--- Start of MATERIAL FOR THE TASK ---

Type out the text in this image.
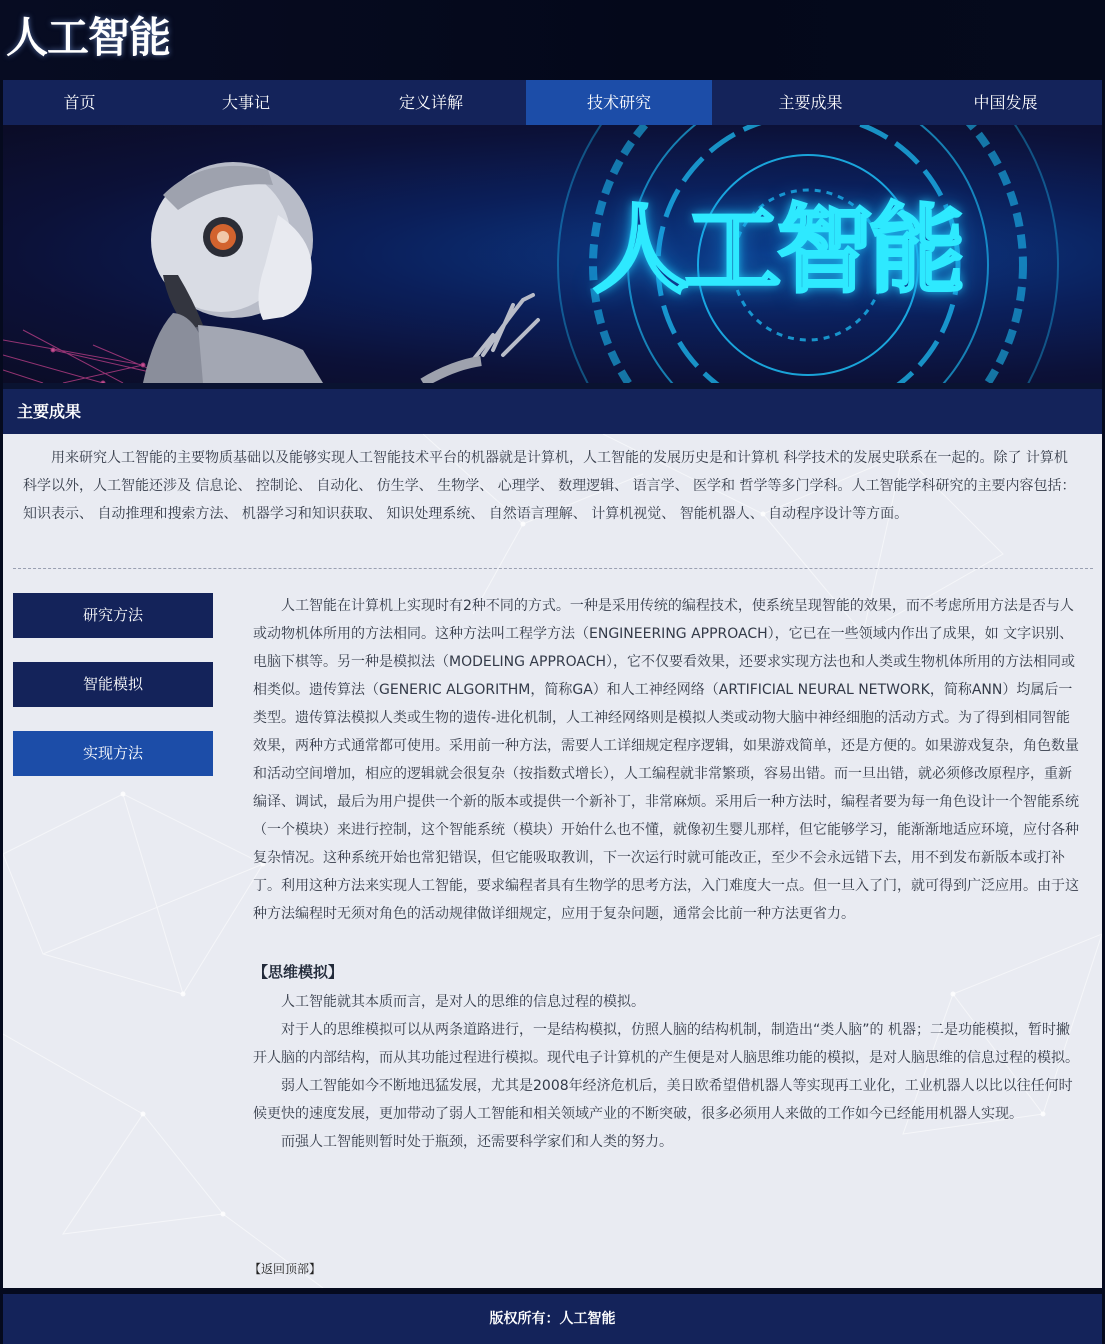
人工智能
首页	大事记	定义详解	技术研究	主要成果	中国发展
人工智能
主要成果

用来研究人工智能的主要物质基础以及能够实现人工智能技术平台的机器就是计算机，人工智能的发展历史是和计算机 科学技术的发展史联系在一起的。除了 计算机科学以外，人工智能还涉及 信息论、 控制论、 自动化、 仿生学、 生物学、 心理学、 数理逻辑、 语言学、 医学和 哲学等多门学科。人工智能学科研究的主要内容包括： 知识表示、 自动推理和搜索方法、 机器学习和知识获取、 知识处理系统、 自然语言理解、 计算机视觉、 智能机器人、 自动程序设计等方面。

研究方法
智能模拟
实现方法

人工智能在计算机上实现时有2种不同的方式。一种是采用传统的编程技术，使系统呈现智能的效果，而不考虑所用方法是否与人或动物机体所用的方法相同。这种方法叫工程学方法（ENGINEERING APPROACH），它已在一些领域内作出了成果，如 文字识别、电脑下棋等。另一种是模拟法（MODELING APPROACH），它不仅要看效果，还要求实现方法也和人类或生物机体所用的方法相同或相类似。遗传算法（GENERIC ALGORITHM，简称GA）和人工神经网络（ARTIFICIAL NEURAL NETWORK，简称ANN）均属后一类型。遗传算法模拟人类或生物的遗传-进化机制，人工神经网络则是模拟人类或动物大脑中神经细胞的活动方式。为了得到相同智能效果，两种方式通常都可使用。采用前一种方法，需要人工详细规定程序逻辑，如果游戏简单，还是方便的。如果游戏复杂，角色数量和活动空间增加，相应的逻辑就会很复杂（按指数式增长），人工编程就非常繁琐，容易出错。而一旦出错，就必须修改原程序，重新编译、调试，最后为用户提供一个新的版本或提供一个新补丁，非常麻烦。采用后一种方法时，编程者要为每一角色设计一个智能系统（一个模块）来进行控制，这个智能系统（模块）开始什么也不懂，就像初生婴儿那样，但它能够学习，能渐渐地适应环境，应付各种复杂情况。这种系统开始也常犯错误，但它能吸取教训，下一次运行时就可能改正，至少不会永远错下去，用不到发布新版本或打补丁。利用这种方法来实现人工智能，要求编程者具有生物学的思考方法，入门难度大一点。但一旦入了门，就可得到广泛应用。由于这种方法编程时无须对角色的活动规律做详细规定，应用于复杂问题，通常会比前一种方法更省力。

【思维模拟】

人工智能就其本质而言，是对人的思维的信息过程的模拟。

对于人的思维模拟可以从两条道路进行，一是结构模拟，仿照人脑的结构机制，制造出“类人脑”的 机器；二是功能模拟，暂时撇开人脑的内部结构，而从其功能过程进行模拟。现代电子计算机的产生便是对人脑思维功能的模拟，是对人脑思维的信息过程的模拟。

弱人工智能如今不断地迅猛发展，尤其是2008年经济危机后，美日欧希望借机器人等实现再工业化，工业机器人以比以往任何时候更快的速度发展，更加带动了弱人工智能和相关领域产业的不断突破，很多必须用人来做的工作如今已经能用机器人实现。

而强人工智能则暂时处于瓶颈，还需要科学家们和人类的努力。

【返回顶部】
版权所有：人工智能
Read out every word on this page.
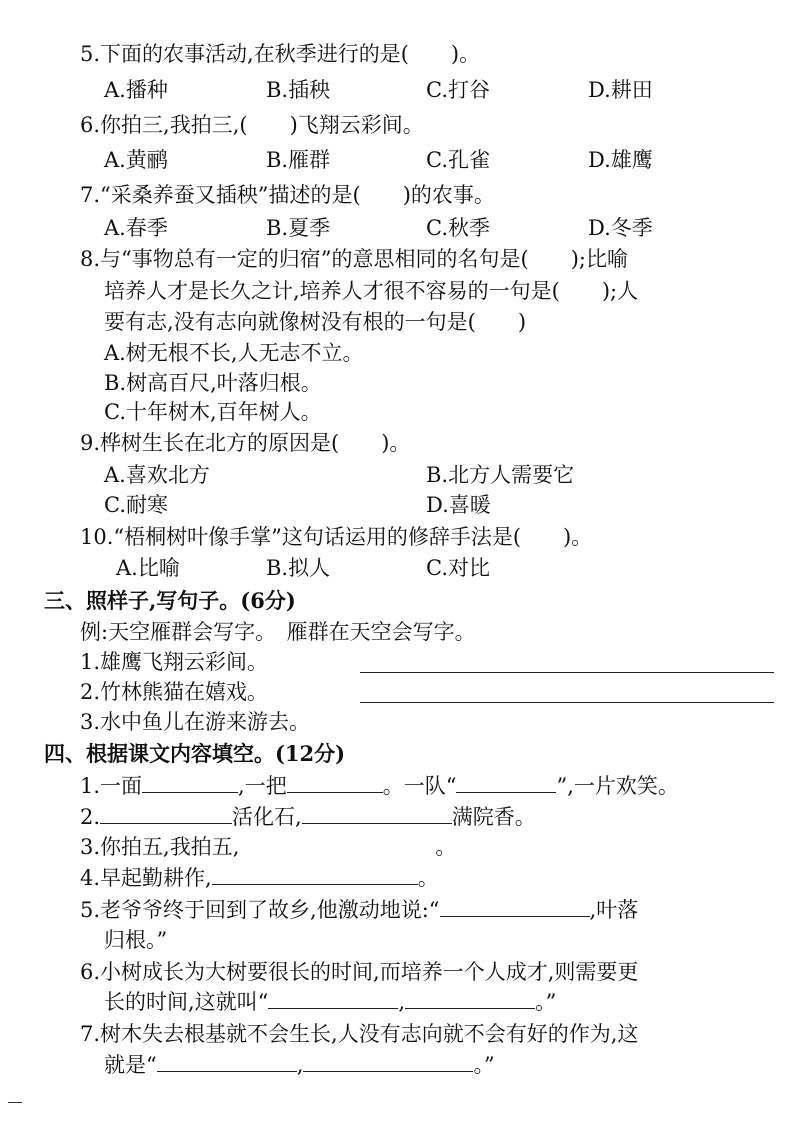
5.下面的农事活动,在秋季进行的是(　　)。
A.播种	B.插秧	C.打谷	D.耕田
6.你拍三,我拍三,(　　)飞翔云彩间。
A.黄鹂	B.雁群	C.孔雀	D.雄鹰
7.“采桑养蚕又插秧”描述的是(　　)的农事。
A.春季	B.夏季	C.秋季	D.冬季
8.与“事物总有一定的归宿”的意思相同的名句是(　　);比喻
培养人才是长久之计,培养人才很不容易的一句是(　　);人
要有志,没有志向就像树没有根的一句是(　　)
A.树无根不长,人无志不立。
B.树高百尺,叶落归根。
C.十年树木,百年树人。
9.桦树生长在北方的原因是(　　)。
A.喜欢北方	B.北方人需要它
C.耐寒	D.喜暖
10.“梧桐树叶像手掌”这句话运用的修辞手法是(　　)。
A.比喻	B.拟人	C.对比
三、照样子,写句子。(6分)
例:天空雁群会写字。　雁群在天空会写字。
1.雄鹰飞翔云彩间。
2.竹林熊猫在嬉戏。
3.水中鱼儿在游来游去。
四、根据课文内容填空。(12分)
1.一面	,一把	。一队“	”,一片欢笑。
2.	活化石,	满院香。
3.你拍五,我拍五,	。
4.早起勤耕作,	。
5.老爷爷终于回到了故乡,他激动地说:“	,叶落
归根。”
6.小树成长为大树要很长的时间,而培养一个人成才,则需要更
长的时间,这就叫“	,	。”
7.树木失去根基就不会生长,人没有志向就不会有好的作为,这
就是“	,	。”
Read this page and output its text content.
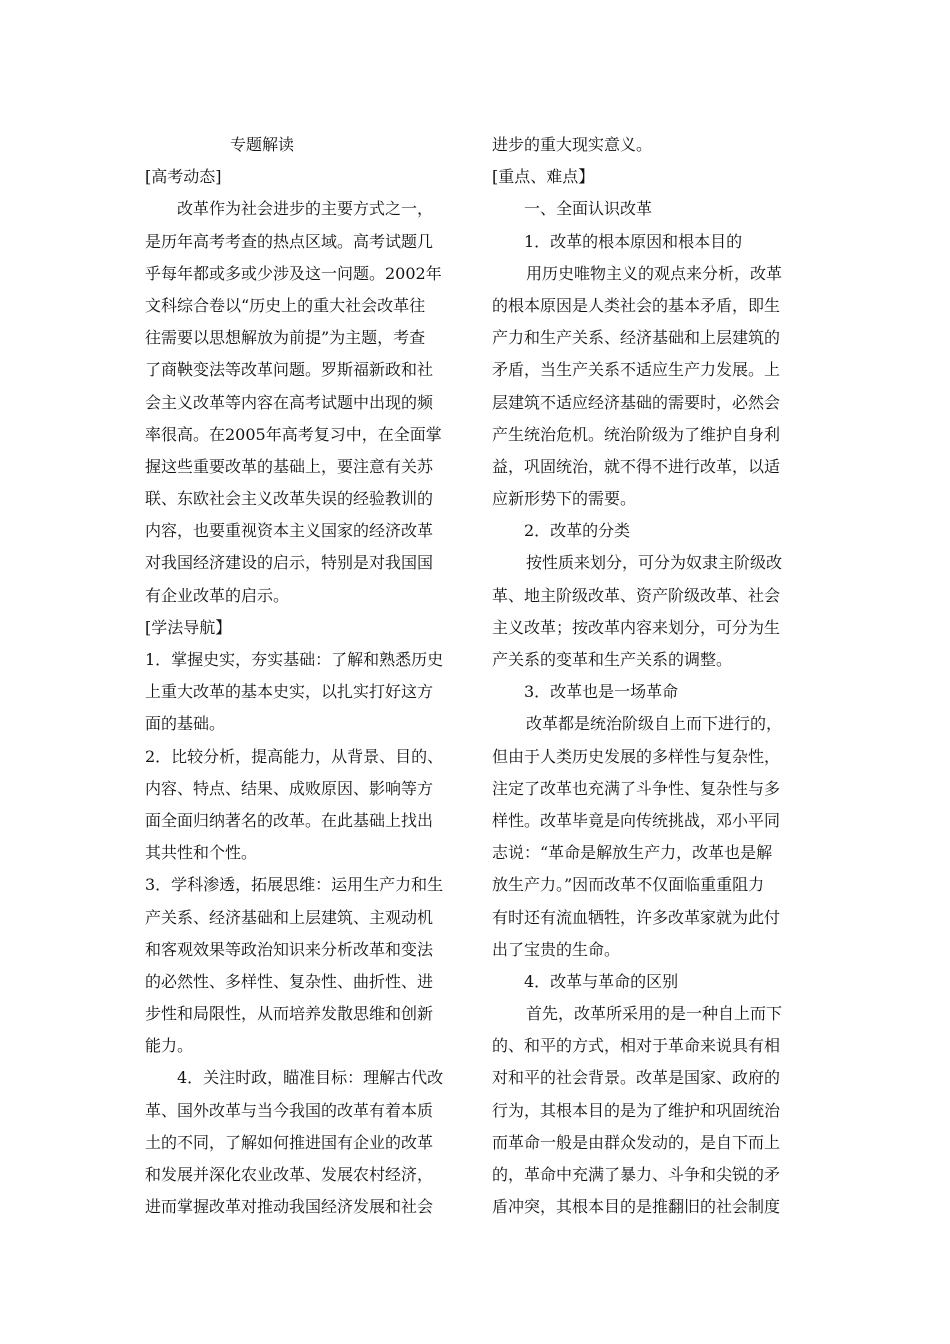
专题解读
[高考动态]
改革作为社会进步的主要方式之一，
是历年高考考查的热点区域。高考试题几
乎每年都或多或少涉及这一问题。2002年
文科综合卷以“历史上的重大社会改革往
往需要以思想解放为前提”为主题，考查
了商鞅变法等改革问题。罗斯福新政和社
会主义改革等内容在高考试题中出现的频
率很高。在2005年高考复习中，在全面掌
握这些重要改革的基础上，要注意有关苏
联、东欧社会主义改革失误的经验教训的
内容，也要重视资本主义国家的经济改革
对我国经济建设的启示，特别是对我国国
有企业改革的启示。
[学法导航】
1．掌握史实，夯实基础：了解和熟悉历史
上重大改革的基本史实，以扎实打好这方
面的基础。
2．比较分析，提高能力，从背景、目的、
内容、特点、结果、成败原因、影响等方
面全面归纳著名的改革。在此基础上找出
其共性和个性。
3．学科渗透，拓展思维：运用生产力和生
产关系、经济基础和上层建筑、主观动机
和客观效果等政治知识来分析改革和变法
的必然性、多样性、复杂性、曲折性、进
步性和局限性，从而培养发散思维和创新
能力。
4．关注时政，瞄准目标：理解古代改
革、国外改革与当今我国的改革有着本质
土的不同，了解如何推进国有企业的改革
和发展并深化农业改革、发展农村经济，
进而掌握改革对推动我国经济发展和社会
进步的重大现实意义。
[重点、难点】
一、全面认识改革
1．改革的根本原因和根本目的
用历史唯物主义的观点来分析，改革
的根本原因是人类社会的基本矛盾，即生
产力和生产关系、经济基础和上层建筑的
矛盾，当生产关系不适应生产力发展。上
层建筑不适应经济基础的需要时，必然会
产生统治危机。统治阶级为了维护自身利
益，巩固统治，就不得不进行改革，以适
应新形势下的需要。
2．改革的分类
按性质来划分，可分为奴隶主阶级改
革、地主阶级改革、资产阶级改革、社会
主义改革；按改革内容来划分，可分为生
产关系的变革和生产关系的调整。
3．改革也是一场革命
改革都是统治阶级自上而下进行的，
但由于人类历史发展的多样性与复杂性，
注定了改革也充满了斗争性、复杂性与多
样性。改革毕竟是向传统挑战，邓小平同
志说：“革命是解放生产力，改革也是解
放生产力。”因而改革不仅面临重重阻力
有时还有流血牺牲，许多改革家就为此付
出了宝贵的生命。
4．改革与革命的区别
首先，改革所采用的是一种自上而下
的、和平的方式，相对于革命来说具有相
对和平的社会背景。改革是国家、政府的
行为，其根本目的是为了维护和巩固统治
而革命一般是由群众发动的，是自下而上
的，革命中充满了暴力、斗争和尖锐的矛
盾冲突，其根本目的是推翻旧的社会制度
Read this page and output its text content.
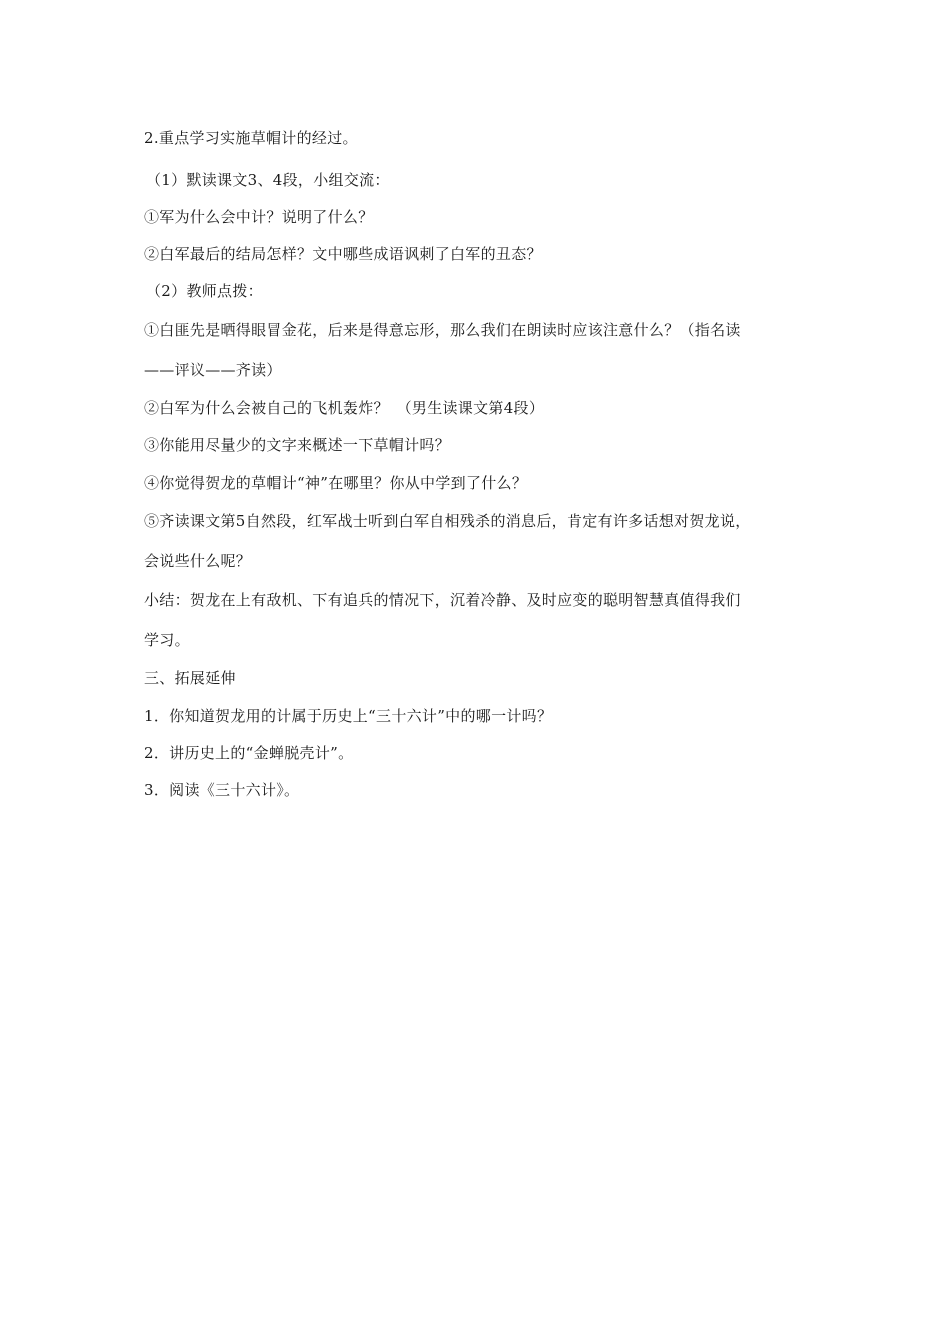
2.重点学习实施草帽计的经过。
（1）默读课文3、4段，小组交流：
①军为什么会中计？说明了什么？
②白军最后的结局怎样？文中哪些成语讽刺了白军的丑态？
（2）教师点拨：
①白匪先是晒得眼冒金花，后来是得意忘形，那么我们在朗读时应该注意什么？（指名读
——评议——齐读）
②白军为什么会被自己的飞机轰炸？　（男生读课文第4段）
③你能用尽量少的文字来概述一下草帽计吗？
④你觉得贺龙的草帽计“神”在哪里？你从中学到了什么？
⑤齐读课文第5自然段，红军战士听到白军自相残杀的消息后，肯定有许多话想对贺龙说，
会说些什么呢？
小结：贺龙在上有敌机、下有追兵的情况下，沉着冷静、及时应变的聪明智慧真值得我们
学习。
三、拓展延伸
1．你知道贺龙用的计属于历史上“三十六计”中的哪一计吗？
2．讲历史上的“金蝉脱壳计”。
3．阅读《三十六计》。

--- End of MATERIAL FOR THE TASK ---

> [TASK DETAILS]: Only lines that contain the word "this" are wanted; copy each of them.

> [CORRECT RESPONSE]:
Type out the text in this image.
Read out every word on this page.
Read this page and output its text content.
Read this page and output its text content.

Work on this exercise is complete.